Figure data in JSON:
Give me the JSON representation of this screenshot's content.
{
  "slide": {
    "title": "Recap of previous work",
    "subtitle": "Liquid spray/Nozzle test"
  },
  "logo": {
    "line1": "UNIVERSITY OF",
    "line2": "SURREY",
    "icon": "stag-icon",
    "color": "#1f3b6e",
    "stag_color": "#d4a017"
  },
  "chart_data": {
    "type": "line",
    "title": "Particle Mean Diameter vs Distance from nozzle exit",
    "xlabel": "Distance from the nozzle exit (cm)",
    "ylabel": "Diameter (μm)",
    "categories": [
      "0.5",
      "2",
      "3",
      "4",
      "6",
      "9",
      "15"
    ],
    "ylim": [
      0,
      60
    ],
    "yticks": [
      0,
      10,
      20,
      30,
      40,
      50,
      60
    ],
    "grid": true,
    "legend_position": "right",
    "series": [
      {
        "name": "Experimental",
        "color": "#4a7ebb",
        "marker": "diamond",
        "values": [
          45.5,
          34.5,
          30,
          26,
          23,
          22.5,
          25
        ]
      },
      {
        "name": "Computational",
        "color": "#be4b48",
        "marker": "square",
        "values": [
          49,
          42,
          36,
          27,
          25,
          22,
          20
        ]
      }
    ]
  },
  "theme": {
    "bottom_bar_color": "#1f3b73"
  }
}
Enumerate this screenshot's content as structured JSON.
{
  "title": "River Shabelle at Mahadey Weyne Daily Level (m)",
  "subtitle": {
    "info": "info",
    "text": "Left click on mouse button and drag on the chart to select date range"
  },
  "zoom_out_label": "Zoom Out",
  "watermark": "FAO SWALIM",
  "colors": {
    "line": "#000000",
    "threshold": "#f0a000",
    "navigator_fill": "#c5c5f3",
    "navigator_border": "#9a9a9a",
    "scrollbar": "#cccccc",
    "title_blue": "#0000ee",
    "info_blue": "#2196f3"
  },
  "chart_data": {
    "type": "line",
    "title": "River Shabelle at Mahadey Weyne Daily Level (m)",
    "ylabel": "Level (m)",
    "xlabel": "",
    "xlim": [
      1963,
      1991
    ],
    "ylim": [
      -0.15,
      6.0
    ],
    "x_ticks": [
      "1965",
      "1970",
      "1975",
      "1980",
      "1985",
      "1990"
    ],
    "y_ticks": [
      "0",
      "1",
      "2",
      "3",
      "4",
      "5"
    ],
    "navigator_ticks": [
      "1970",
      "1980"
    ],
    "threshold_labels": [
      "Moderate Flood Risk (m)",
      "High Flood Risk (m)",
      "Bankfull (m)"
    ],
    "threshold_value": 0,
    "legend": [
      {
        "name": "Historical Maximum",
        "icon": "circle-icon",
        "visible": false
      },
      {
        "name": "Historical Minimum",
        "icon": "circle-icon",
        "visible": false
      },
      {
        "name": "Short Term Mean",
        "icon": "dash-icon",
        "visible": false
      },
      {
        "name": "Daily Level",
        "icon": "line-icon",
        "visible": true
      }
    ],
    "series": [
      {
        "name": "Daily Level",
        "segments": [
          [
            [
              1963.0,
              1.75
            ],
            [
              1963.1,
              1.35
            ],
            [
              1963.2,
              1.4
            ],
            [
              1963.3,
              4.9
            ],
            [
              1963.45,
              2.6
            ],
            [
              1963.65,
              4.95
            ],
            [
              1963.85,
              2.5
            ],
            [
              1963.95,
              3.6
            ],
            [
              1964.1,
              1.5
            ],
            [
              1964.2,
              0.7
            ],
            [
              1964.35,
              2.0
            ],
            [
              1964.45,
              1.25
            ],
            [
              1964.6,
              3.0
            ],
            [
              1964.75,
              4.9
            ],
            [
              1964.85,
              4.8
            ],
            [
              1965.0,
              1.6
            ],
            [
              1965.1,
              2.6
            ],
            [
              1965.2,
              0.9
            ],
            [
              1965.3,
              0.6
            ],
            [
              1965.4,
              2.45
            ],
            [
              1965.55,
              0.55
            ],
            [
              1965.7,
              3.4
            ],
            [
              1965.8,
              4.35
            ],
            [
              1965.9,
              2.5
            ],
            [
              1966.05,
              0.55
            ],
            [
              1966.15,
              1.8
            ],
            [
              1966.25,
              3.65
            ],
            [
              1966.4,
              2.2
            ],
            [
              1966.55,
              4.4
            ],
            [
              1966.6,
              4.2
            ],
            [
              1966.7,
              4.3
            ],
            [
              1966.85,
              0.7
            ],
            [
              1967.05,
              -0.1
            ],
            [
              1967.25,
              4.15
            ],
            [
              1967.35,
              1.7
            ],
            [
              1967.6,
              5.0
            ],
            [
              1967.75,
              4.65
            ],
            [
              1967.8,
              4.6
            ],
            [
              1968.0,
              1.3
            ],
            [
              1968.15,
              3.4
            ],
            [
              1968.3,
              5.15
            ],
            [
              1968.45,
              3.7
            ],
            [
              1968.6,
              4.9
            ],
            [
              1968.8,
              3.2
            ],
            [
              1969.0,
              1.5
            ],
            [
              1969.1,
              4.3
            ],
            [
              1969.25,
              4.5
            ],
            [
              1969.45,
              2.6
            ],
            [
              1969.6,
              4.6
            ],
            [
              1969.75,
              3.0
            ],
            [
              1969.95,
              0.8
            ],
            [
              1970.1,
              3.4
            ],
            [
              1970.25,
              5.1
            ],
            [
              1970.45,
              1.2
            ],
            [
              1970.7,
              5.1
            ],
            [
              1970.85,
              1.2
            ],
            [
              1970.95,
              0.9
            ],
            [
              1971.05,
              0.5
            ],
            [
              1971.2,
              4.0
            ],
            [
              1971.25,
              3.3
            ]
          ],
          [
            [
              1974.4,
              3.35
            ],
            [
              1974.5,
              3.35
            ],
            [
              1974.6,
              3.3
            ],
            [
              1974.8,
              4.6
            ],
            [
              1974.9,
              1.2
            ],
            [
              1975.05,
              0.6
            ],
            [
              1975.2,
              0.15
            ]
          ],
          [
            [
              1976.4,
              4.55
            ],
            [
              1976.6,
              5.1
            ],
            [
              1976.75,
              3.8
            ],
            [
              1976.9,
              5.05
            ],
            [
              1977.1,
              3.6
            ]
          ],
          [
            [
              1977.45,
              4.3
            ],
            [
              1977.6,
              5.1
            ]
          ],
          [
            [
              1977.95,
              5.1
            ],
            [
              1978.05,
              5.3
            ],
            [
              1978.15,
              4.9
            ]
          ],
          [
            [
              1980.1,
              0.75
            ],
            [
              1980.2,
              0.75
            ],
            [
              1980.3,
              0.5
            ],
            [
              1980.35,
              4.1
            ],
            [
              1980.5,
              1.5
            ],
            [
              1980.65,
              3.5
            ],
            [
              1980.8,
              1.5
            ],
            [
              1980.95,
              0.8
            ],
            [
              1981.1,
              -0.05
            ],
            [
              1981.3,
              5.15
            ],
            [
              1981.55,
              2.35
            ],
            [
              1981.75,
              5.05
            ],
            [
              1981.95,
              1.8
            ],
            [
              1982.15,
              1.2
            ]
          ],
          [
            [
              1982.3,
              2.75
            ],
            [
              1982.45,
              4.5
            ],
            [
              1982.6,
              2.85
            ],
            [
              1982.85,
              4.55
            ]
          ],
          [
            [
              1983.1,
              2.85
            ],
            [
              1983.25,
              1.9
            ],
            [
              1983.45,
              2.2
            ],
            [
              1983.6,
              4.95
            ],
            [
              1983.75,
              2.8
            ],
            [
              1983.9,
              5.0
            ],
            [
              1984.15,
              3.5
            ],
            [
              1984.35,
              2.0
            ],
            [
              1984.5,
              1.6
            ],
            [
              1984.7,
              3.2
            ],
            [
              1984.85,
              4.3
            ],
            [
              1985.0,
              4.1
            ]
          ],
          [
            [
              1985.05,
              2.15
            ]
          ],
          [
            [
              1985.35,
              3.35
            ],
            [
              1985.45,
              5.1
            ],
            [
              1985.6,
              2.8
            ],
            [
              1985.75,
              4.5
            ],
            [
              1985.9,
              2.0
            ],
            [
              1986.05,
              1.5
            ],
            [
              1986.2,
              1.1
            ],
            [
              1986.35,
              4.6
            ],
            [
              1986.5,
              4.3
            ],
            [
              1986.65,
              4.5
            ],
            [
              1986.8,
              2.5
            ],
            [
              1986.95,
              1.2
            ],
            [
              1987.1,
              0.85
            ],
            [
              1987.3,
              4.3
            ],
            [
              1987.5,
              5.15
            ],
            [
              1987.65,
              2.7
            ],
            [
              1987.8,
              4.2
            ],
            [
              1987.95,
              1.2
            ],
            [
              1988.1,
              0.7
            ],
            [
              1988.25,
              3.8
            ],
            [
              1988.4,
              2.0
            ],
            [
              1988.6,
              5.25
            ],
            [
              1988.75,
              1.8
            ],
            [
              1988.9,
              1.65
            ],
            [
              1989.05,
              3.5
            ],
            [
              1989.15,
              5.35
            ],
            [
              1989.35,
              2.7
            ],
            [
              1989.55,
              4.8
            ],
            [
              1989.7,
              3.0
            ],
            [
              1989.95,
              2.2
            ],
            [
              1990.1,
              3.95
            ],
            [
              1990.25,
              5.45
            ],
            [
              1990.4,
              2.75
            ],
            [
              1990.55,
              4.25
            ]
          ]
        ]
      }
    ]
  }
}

◆ **Exercise description**: Find the word "Risk" in the entries, and copy every line it shows up in.

◆ **Written solution**:
      "Moderate Flood Risk (m)",
      "High Flood Risk (m)",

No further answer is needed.